» Given exercise
Output the full listing word for word.

» Material
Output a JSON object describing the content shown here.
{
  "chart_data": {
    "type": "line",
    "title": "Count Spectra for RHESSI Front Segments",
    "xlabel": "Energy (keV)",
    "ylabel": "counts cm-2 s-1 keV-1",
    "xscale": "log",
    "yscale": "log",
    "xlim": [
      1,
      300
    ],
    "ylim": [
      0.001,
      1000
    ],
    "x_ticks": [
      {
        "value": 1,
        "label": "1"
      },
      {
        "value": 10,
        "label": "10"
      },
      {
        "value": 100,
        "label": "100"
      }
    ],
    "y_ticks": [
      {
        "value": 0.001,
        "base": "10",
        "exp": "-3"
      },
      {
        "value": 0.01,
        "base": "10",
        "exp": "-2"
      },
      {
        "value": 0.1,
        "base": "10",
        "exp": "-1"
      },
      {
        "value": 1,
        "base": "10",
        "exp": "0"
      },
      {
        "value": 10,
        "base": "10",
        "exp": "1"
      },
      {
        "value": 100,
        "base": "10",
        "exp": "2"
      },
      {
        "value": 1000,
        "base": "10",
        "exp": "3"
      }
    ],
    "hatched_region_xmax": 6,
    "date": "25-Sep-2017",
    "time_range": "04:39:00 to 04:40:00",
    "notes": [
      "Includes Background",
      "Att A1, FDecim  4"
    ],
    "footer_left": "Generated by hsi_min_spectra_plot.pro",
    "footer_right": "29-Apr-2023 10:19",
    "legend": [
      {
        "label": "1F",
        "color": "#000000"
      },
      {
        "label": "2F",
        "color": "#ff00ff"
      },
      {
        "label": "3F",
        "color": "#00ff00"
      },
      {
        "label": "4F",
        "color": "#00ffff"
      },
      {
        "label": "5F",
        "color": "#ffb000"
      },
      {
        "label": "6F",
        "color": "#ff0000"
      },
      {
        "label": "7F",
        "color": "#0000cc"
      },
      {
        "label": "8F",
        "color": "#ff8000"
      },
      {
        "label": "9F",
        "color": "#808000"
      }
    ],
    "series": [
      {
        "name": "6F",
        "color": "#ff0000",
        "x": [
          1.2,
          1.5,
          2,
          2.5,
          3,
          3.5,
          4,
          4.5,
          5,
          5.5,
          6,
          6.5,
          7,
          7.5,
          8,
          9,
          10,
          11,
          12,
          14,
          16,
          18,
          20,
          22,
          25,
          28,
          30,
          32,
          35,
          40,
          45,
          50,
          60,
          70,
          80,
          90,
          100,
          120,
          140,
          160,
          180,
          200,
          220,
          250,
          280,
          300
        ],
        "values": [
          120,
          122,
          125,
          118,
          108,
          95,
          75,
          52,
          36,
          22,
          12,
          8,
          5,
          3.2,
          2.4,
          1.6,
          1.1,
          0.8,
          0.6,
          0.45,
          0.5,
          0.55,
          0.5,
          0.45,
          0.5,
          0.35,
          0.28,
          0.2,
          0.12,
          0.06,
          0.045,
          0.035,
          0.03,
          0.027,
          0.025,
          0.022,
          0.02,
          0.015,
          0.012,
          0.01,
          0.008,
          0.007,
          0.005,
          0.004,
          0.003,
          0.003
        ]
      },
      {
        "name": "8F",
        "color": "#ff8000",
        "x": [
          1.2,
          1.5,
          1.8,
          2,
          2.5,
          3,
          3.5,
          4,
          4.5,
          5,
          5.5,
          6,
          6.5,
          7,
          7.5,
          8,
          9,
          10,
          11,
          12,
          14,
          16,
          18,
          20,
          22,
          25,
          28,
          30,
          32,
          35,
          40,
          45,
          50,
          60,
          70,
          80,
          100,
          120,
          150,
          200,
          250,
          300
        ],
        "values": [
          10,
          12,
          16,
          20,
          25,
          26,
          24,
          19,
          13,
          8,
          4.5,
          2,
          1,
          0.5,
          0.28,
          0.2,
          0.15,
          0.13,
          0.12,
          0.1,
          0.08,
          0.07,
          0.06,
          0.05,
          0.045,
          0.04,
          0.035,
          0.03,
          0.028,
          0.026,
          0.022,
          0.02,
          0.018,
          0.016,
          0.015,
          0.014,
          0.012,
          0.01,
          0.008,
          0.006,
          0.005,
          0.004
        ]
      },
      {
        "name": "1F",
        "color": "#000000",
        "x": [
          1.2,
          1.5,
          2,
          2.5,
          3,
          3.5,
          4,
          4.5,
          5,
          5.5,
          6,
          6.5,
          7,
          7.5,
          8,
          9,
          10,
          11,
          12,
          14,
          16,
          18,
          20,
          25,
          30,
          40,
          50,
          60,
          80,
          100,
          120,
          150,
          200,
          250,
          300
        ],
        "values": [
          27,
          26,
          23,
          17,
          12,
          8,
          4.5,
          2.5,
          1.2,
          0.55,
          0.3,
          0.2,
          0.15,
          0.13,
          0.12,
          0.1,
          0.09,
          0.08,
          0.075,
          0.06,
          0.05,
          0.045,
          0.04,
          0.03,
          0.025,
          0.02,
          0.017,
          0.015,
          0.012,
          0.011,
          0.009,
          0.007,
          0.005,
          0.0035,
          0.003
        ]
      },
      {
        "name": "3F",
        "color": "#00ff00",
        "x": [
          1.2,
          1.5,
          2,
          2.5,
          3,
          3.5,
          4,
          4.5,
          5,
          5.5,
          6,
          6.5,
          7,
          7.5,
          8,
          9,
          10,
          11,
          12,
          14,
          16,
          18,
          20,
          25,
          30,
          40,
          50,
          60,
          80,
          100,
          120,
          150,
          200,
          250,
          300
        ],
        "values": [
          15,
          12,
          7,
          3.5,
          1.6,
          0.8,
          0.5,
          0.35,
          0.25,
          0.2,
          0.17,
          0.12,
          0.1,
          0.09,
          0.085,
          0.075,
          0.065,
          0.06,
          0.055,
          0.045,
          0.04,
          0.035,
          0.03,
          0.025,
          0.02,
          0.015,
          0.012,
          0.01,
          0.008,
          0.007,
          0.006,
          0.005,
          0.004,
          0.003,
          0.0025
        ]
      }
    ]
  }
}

» Solution to this task
Output a JSON object describing the content shown here.
{
  "chart_data": {
    "type": "line",
    "title": "Count Spectra for RHESSI Front Segments",
    "xlabel": "Energy (keV)",
    "ylabel": "counts cm-2 s-1 keV-1",
    "xscale": "log",
    "yscale": "log",
    "xlim": [
      1,
      300
    ],
    "ylim": [
      0.001,
      1000
    ],
    "x_ticks": [
      {
        "value": 1,
        "label": "1"
      },
      {
        "value": 10,
        "label": "10"
      },
      {
        "value": 100,
        "label": "100"
      }
    ],
    "y_ticks": [
      {
        "value": 0.001,
        "base": "10",
        "exp": "-3"
      },
      {
        "value": 0.01,
        "base": "10",
        "exp": "-2"
      },
      {
        "value": 0.1,
        "base": "10",
        "exp": "-1"
      },
      {
        "value": 1,
        "base": "10",
        "exp": "0"
      },
      {
        "value": 10,
        "base": "10",
        "exp": "1"
      },
      {
        "value": 100,
        "base": "10",
        "exp": "2"
      },
      {
        "value": 1000,
        "base": "10",
        "exp": "3"
      }
    ],
    "hatched_region_xmax": 6,
    "date": "25-Sep-2017",
    "time_range": "04:39:00 to 04:40:00",
    "notes": [
      "Includes Background",
      "Att A1, FDecim  4"
    ],
    "footer_left": "Generated by hsi_min_spectra_plot.pro",
    "footer_right": "29-Apr-2023 10:19",
    "legend": [
      {
        "label": "1F",
        "color": "#000000"
      },
      {
        "label": "2F",
        "color": "#ff00ff"
      },
      {
        "label": "3F",
        "color": "#00ff00"
      },
      {
        "label": "4F",
        "color": "#00ffff"
      },
      {
        "label": "5F",
        "color": "#ffb000"
      },
      {
        "label": "6F",
        "color": "#ff0000"
      },
      {
        "label": "7F",
        "color": "#0000cc"
      },
      {
        "label": "8F",
        "color": "#ff8000"
      },
      {
        "label": "9F",
        "color": "#808000"
      }
    ],
    "series": [
      {
        "name": "6F",
        "color": "#ff0000",
        "x": [
          1.2,
          1.5,
          2,
          2.5,
          3,
          3.5,
          4,
          4.5,
          5,
          5.5,
          6,
          6.5,
          7,
          7.5,
          8,
          9,
          10,
          11,
          12,
          14,
          16,
          18,
          20,
          22,
          25,
          28,
          30,
          32,
          35,
          40,
          45,
          50,
          60,
          70,
          80,
          90,
          100,
          120,
          140,
          160,
          180,
          200,
          220,
          250,
          280,
          300
        ],
        "values": [
          120,
          122,
          125,
          118,
          108,
          95,
          75,
          52,
          36,
          22,
          12,
          8,
          5,
          3.2,
          2.4,
          1.6,
          1.1,
          0.8,
          0.6,
          0.45,
          0.5,
          0.55,
          0.5,
          0.45,
          0.5,
          0.35,
          0.28,
          0.2,
          0.12,
          0.06,
          0.045,
          0.035,
          0.03,
          0.027,
          0.025,
          0.022,
          0.02,
          0.015,
          0.012,
          0.01,
          0.008,
          0.007,
          0.005,
          0.004,
          0.003,
          0.003
        ]
      },
      {
        "name": "8F",
        "color": "#ff8000",
        "x": [
          1.2,
          1.5,
          1.8,
          2,
          2.5,
          3,
          3.5,
          4,
          4.5,
          5,
          5.5,
          6,
          6.5,
          7,
          7.5,
          8,
          9,
          10,
          11,
          12,
          14,
          16,
          18,
          20,
          22,
          25,
          28,
          30,
          32,
          35,
          40,
          45,
          50,
          60,
          70,
          80,
          100,
          120,
          150,
          200,
          250,
          300
        ],
        "values": [
          10,
          12,
          16,
          20,
          25,
          26,
          24,
          19,
          13,
          8,
          4.5,
          2,
          1,
          0.5,
          0.28,
          0.2,
          0.15,
          0.13,
          0.12,
          0.1,
          0.08,
          0.07,
          0.06,
          0.05,
          0.045,
          0.04,
          0.035,
          0.03,
          0.028,
          0.026,
          0.022,
          0.02,
          0.018,
          0.016,
          0.015,
          0.014,
          0.012,
          0.01,
          0.008,
          0.006,
          0.005,
          0.004
        ]
      },
      {
        "name": "1F",
        "color": "#000000",
        "x": [
          1.2,
          1.5,
          2,
          2.5,
          3,
          3.5,
          4,
          4.5,
          5,
          5.5,
          6,
          6.5,
          7,
          7.5,
          8,
          9,
          10,
          11,
          12,
          14,
          16,
          18,
          20,
          25,
          30,
          40,
          50,
          60,
          80,
          100,
          120,
          150,
          200,
          250,
          300
        ],
        "values": [
          27,
          26,
          23,
          17,
          12,
          8,
          4.5,
          2.5,
          1.2,
          0.55,
          0.3,
          0.2,
          0.15,
          0.13,
          0.12,
          0.1,
          0.09,
          0.08,
          0.075,
          0.06,
          0.05,
          0.045,
          0.04,
          0.03,
          0.025,
          0.02,
          0.017,
          0.015,
          0.012,
          0.011,
          0.009,
          0.007,
          0.005,
          0.0035,
          0.003
        ]
      },
      {
        "name": "3F",
        "color": "#00ff00",
        "x": [
          1.2,
          1.5,
          2,
          2.5,
          3,
          3.5,
          4,
          4.5,
          5,
          5.5,
          6,
          6.5,
          7,
          7.5,
          8,
          9,
          10,
          11,
          12,
          14,
          16,
          18,
          20,
          25,
          30,
          40,
          50,
          60,
          80,
          100,
          120,
          150,
          200,
          250,
          300
        ],
        "values": [
          15,
          12,
          7,
          3.5,
          1.6,
          0.8,
          0.5,
          0.35,
          0.25,
          0.2,
          0.17,
          0.12,
          0.1,
          0.09,
          0.085,
          0.075,
          0.065,
          0.06,
          0.055,
          0.045,
          0.04,
          0.035,
          0.03,
          0.025,
          0.02,
          0.015,
          0.012,
          0.01,
          0.008,
          0.007,
          0.006,
          0.005,
          0.004,
          0.003,
          0.0025
        ]
      }
    ]
  }
}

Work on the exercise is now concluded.